→ **TASK DETAILS**: Extract every line below that contains the word "this".

-- begin --

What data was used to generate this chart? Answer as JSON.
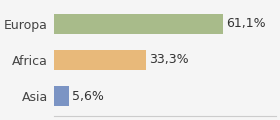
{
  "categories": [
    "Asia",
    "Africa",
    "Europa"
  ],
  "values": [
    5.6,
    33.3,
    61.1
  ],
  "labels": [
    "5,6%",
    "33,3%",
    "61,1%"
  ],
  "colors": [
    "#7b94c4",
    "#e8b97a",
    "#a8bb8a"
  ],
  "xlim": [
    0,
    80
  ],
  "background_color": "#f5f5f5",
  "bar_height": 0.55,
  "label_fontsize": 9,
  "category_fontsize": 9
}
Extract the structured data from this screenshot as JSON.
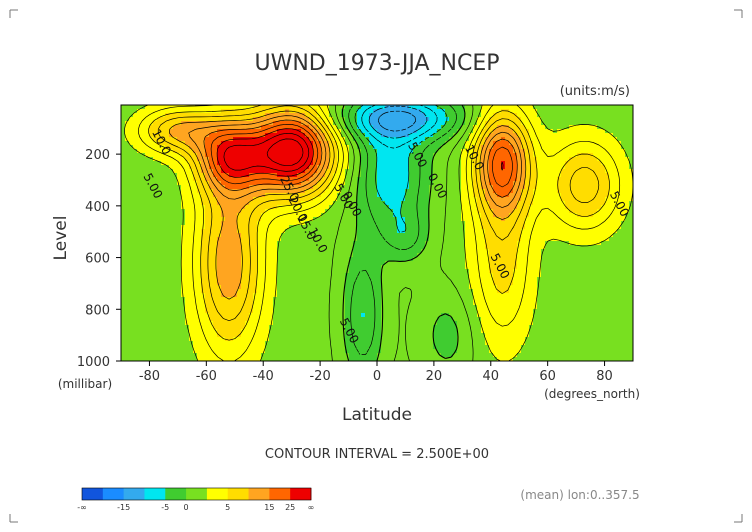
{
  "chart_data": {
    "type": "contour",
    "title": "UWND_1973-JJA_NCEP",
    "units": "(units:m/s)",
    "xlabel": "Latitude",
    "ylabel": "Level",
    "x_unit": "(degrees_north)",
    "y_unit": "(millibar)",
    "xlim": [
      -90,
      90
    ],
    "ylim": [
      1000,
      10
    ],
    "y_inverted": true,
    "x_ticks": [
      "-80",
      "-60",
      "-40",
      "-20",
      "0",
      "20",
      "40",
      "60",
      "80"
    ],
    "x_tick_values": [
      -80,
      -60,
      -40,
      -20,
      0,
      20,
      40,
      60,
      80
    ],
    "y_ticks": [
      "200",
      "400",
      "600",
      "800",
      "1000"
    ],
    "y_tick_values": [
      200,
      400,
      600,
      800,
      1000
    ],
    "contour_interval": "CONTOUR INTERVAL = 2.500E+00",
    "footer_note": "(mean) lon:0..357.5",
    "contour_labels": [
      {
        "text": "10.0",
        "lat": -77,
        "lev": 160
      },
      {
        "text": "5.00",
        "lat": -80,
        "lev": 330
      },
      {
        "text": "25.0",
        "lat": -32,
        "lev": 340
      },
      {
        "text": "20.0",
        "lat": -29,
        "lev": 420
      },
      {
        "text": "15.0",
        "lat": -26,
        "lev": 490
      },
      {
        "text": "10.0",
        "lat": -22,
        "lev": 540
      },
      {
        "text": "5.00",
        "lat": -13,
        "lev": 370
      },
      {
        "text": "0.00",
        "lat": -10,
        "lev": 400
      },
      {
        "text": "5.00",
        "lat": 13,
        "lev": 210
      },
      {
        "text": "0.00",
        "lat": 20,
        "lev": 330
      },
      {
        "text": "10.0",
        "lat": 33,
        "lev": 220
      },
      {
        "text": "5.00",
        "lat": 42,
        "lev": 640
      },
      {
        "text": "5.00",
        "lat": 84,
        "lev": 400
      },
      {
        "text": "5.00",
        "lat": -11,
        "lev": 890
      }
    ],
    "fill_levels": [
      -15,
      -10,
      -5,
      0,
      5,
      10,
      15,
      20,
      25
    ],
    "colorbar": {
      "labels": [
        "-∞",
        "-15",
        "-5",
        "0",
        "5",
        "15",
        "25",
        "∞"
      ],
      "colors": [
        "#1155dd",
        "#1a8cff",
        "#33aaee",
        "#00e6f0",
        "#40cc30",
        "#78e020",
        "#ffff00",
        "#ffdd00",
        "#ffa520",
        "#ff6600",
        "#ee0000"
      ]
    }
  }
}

-- end --
-- begin --

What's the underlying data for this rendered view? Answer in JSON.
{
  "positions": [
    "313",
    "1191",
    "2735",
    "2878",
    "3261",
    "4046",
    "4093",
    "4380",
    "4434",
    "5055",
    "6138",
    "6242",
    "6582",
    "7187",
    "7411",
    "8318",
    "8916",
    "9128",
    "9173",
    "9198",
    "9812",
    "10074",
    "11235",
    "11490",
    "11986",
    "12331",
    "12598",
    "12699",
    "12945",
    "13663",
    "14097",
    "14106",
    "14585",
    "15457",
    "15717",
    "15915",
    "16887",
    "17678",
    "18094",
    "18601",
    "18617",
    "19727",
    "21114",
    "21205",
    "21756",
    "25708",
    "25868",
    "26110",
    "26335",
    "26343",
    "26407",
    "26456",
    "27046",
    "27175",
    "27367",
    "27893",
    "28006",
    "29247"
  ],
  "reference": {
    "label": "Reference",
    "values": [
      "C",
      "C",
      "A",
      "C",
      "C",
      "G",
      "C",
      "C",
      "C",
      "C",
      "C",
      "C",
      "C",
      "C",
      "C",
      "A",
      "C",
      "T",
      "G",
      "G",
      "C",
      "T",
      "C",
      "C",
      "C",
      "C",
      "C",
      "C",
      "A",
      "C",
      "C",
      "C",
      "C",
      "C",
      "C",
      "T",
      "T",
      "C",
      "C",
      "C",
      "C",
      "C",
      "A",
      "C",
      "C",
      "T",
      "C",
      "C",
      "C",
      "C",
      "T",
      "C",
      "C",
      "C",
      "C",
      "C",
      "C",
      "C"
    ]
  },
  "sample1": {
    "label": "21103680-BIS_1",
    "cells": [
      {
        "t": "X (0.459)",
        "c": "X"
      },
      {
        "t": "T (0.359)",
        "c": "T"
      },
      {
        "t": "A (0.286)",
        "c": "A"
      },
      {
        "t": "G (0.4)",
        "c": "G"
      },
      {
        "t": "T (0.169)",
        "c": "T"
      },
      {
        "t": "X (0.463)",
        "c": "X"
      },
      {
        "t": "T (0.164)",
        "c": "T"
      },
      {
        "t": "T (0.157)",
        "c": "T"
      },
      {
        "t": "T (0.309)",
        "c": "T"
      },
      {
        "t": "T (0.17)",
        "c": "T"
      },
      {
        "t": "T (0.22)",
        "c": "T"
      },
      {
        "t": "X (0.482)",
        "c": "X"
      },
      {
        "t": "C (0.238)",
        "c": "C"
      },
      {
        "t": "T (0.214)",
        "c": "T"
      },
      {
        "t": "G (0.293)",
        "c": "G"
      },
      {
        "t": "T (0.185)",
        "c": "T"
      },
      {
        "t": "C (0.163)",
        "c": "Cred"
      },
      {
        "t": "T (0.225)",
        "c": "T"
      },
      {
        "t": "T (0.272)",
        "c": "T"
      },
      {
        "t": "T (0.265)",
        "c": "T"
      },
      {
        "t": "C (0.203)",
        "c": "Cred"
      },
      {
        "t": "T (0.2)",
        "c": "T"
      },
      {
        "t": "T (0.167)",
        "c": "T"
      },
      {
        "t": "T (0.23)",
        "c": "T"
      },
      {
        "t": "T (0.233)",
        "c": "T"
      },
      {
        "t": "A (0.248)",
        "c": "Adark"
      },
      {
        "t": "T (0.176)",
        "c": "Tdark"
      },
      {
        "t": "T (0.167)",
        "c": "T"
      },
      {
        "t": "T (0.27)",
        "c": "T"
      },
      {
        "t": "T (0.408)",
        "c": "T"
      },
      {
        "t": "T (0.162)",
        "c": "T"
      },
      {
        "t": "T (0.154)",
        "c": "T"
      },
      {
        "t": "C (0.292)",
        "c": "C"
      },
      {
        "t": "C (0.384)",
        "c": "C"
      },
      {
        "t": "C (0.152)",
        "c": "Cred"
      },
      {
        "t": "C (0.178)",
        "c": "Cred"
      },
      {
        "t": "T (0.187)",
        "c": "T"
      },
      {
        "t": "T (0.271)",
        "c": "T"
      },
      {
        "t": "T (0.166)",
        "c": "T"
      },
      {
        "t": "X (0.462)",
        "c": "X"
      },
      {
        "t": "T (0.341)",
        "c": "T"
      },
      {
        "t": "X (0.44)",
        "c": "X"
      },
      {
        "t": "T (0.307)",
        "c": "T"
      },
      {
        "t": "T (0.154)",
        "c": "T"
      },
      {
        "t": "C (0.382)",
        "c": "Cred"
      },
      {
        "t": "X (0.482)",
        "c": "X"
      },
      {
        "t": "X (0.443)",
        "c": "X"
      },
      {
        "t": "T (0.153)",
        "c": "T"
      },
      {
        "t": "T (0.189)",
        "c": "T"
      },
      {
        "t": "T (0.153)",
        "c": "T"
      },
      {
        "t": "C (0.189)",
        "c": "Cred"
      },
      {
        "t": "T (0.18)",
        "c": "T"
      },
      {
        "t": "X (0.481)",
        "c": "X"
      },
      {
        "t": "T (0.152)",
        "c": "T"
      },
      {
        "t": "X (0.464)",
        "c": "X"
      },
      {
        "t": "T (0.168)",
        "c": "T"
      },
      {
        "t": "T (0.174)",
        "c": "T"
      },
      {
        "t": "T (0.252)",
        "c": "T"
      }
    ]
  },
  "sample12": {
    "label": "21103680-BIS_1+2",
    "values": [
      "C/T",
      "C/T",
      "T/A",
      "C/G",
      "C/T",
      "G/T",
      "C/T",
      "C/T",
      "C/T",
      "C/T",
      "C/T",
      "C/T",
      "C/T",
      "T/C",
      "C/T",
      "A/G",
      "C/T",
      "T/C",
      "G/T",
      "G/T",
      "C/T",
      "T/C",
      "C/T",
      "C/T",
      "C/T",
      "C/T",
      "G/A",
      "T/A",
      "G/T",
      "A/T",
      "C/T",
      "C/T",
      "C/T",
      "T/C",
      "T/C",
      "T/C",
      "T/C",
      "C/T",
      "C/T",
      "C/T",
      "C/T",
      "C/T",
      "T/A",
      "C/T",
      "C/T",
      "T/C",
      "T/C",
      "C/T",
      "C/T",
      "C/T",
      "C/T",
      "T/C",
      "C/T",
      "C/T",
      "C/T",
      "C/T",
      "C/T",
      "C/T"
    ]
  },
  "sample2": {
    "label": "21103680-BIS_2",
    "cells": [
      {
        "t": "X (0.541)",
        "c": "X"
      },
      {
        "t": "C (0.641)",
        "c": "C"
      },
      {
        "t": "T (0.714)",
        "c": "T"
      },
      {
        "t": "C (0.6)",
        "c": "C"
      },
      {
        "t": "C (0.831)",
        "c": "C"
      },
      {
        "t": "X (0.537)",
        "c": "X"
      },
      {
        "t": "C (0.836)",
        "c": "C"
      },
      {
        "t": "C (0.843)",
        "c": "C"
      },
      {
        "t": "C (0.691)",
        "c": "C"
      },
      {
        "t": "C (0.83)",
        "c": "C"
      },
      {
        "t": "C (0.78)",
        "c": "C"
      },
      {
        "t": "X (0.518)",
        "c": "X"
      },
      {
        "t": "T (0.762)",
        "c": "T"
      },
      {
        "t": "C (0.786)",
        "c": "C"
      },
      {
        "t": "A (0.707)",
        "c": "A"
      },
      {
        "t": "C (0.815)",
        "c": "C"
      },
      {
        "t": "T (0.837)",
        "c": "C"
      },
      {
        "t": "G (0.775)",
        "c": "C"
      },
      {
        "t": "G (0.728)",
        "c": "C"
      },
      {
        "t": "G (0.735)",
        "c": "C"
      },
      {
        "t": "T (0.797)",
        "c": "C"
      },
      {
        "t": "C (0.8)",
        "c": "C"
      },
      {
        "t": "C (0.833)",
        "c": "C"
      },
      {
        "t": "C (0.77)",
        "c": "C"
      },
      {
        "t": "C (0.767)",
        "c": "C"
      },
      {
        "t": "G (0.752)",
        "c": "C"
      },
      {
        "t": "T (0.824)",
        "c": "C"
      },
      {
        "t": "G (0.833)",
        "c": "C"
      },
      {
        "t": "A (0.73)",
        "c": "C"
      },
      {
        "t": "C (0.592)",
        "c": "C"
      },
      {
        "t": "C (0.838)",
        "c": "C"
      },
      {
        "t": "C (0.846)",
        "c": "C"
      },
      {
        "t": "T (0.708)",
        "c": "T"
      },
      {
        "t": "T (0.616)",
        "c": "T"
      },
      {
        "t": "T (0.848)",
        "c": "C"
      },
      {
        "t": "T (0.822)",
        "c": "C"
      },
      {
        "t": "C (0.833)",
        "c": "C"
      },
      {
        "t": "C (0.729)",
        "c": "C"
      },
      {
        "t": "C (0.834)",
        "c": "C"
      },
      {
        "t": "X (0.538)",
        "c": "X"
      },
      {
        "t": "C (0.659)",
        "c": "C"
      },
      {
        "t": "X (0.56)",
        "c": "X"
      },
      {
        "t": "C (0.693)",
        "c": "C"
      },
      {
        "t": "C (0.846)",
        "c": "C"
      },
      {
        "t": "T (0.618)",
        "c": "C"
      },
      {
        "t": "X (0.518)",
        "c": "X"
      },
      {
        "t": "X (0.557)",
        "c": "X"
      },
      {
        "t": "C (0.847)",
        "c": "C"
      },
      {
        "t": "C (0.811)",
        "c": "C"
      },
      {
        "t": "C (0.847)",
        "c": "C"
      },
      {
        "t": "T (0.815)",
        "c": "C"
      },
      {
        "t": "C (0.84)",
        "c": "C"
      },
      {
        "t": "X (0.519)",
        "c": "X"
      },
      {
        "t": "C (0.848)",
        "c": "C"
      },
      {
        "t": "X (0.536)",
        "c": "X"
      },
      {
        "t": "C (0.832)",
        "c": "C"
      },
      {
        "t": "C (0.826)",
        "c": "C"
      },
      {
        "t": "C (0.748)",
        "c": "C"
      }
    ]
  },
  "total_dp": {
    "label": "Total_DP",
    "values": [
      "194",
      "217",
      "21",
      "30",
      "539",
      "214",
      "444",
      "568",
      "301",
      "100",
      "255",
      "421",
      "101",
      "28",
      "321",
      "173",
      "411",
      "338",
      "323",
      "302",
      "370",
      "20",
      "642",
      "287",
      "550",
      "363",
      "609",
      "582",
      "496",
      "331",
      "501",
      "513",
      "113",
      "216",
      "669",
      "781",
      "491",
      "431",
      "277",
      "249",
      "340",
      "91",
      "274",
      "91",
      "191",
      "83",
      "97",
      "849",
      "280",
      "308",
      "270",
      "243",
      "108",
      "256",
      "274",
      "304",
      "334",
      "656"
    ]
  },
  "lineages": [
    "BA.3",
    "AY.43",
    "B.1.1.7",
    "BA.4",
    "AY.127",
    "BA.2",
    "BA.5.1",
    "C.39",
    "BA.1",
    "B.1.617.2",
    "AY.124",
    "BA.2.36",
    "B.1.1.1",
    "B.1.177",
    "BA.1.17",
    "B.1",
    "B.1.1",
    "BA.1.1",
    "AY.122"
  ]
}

-- end --
-- begin --

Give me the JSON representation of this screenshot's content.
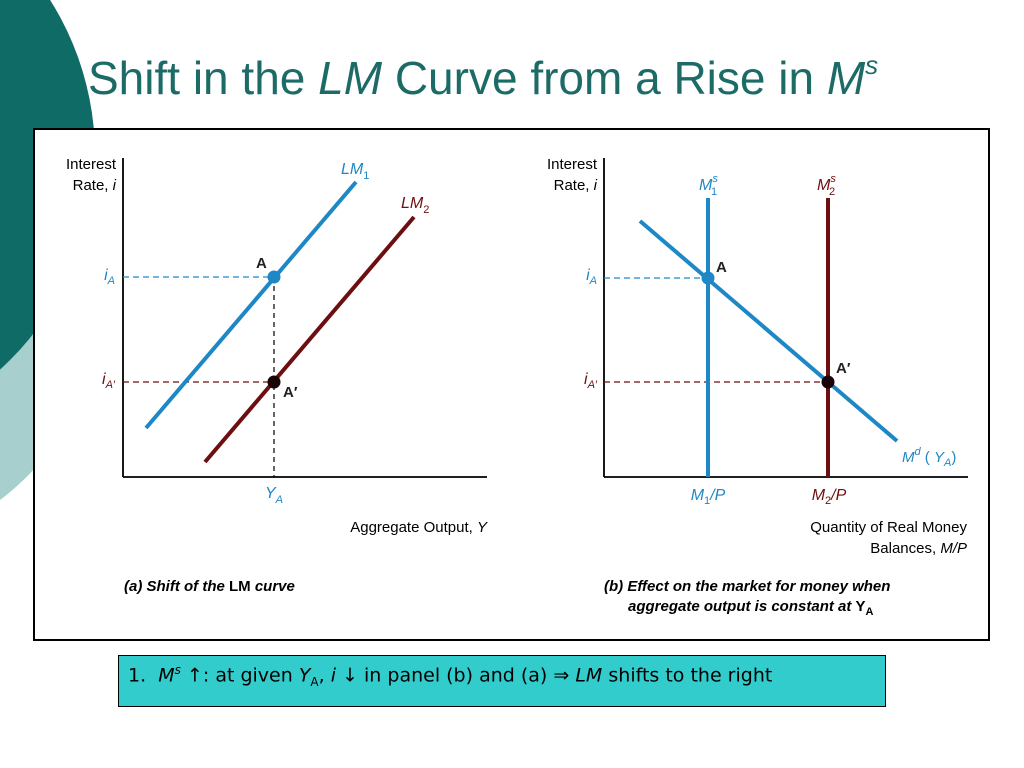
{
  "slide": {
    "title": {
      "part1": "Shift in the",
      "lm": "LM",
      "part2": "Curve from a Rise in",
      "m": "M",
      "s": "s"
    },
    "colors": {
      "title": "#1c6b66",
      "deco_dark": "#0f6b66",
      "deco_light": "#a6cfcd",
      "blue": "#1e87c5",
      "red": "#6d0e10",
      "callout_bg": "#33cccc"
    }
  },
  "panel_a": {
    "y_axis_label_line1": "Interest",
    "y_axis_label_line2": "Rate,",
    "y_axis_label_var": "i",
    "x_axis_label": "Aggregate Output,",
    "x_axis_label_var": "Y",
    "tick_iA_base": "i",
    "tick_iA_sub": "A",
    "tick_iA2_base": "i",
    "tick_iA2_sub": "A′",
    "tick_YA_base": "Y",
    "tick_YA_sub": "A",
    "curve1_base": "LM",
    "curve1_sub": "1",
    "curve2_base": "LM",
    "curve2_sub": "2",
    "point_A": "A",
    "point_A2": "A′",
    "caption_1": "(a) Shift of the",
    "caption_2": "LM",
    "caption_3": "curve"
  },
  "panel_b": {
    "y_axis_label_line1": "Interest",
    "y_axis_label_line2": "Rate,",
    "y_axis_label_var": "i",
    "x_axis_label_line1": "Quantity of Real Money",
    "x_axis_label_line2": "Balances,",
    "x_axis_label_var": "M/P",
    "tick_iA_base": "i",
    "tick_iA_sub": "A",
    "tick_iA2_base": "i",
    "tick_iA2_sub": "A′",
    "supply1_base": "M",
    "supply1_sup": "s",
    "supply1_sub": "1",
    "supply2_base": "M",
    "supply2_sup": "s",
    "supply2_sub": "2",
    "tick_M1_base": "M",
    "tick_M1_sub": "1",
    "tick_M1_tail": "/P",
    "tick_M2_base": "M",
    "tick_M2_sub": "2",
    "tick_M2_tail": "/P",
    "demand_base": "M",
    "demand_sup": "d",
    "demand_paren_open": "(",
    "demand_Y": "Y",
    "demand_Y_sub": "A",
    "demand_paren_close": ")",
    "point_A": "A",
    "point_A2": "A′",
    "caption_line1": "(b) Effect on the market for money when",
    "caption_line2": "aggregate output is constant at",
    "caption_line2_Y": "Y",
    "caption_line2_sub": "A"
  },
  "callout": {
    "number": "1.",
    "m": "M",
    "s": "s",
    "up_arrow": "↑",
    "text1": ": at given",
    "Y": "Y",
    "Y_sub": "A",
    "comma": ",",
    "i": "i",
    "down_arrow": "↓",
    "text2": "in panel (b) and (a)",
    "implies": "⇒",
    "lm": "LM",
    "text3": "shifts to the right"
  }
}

-- end --

→ **SOLUTION**:
What data was used to generate this chart? Answer as JSON.
Extract the structured data from this screenshot as JSON.
What's the underlying data for this rendered view? Answer in JSON.
Give me the JSON representation of this screenshot's content.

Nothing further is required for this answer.